(Recorded data)
+++++

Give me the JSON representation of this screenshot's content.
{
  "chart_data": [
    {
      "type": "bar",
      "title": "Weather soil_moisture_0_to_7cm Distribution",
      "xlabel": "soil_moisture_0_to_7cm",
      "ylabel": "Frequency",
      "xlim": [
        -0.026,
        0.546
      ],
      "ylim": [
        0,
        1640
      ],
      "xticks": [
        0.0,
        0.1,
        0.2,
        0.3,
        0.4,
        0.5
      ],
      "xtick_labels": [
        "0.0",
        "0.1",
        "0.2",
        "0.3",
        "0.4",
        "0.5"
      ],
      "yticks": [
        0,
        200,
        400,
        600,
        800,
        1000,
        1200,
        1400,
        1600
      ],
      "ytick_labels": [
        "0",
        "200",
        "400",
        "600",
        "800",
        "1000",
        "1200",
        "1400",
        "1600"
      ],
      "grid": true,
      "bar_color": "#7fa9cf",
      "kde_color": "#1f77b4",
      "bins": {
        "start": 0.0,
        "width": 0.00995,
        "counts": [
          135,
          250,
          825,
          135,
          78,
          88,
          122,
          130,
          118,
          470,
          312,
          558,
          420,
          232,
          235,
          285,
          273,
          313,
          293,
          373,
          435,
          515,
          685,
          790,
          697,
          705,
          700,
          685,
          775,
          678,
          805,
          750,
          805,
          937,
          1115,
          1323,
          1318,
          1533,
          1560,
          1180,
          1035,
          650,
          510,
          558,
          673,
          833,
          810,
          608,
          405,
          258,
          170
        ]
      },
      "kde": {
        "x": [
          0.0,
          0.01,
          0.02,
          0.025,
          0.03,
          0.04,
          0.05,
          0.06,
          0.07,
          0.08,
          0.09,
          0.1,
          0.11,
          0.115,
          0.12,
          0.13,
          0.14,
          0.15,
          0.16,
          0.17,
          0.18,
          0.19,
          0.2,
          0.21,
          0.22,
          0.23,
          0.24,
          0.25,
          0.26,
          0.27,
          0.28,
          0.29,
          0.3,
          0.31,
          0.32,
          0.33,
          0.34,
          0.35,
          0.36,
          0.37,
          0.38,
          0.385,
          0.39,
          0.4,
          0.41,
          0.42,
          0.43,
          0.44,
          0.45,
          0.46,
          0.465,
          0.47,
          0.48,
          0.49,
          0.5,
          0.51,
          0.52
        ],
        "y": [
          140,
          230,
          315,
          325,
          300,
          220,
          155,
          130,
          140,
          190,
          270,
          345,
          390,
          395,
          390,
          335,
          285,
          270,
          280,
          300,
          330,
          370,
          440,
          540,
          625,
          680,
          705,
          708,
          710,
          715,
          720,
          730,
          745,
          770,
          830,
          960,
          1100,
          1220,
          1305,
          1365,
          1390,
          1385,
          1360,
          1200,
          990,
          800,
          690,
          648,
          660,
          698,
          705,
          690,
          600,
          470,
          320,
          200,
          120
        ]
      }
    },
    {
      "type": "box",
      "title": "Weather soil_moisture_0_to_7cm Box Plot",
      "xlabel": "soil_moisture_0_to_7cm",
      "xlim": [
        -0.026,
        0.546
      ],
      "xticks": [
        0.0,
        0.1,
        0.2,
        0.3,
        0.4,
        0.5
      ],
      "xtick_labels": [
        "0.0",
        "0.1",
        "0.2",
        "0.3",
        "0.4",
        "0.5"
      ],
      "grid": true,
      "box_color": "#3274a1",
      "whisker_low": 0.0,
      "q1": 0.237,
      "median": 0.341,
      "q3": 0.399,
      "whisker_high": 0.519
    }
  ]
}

+++++

→ WORK TO COMPLETE
Word for word, write out all of the data above.

→ ANSWER TO THIS PROBLEM
Give me the JSON representation of this screenshot's content.
{
  "chart_data": [
    {
      "type": "bar",
      "title": "Weather soil_moisture_0_to_7cm Distribution",
      "xlabel": "soil_moisture_0_to_7cm",
      "ylabel": "Frequency",
      "xlim": [
        -0.026,
        0.546
      ],
      "ylim": [
        0,
        1640
      ],
      "xticks": [
        0.0,
        0.1,
        0.2,
        0.3,
        0.4,
        0.5
      ],
      "xtick_labels": [
        "0.0",
        "0.1",
        "0.2",
        "0.3",
        "0.4",
        "0.5"
      ],
      "yticks": [
        0,
        200,
        400,
        600,
        800,
        1000,
        1200,
        1400,
        1600
      ],
      "ytick_labels": [
        "0",
        "200",
        "400",
        "600",
        "800",
        "1000",
        "1200",
        "1400",
        "1600"
      ],
      "grid": true,
      "bar_color": "#7fa9cf",
      "kde_color": "#1f77b4",
      "bins": {
        "start": 0.0,
        "width": 0.00995,
        "counts": [
          135,
          250,
          825,
          135,
          78,
          88,
          122,
          130,
          118,
          470,
          312,
          558,
          420,
          232,
          235,
          285,
          273,
          313,
          293,
          373,
          435,
          515,
          685,
          790,
          697,
          705,
          700,
          685,
          775,
          678,
          805,
          750,
          805,
          937,
          1115,
          1323,
          1318,
          1533,
          1560,
          1180,
          1035,
          650,
          510,
          558,
          673,
          833,
          810,
          608,
          405,
          258,
          170
        ]
      },
      "kde": {
        "x": [
          0.0,
          0.01,
          0.02,
          0.025,
          0.03,
          0.04,
          0.05,
          0.06,
          0.07,
          0.08,
          0.09,
          0.1,
          0.11,
          0.115,
          0.12,
          0.13,
          0.14,
          0.15,
          0.16,
          0.17,
          0.18,
          0.19,
          0.2,
          0.21,
          0.22,
          0.23,
          0.24,
          0.25,
          0.26,
          0.27,
          0.28,
          0.29,
          0.3,
          0.31,
          0.32,
          0.33,
          0.34,
          0.35,
          0.36,
          0.37,
          0.38,
          0.385,
          0.39,
          0.4,
          0.41,
          0.42,
          0.43,
          0.44,
          0.45,
          0.46,
          0.465,
          0.47,
          0.48,
          0.49,
          0.5,
          0.51,
          0.52
        ],
        "y": [
          140,
          230,
          315,
          325,
          300,
          220,
          155,
          130,
          140,
          190,
          270,
          345,
          390,
          395,
          390,
          335,
          285,
          270,
          280,
          300,
          330,
          370,
          440,
          540,
          625,
          680,
          705,
          708,
          710,
          715,
          720,
          730,
          745,
          770,
          830,
          960,
          1100,
          1220,
          1305,
          1365,
          1390,
          1385,
          1360,
          1200,
          990,
          800,
          690,
          648,
          660,
          698,
          705,
          690,
          600,
          470,
          320,
          200,
          120
        ]
      }
    },
    {
      "type": "box",
      "title": "Weather soil_moisture_0_to_7cm Box Plot",
      "xlabel": "soil_moisture_0_to_7cm",
      "xlim": [
        -0.026,
        0.546
      ],
      "xticks": [
        0.0,
        0.1,
        0.2,
        0.3,
        0.4,
        0.5
      ],
      "xtick_labels": [
        "0.0",
        "0.1",
        "0.2",
        "0.3",
        "0.4",
        "0.5"
      ],
      "grid": true,
      "box_color": "#3274a1",
      "whisker_low": 0.0,
      "q1": 0.237,
      "median": 0.341,
      "q3": 0.399,
      "whisker_high": 0.519
    }
  ]
}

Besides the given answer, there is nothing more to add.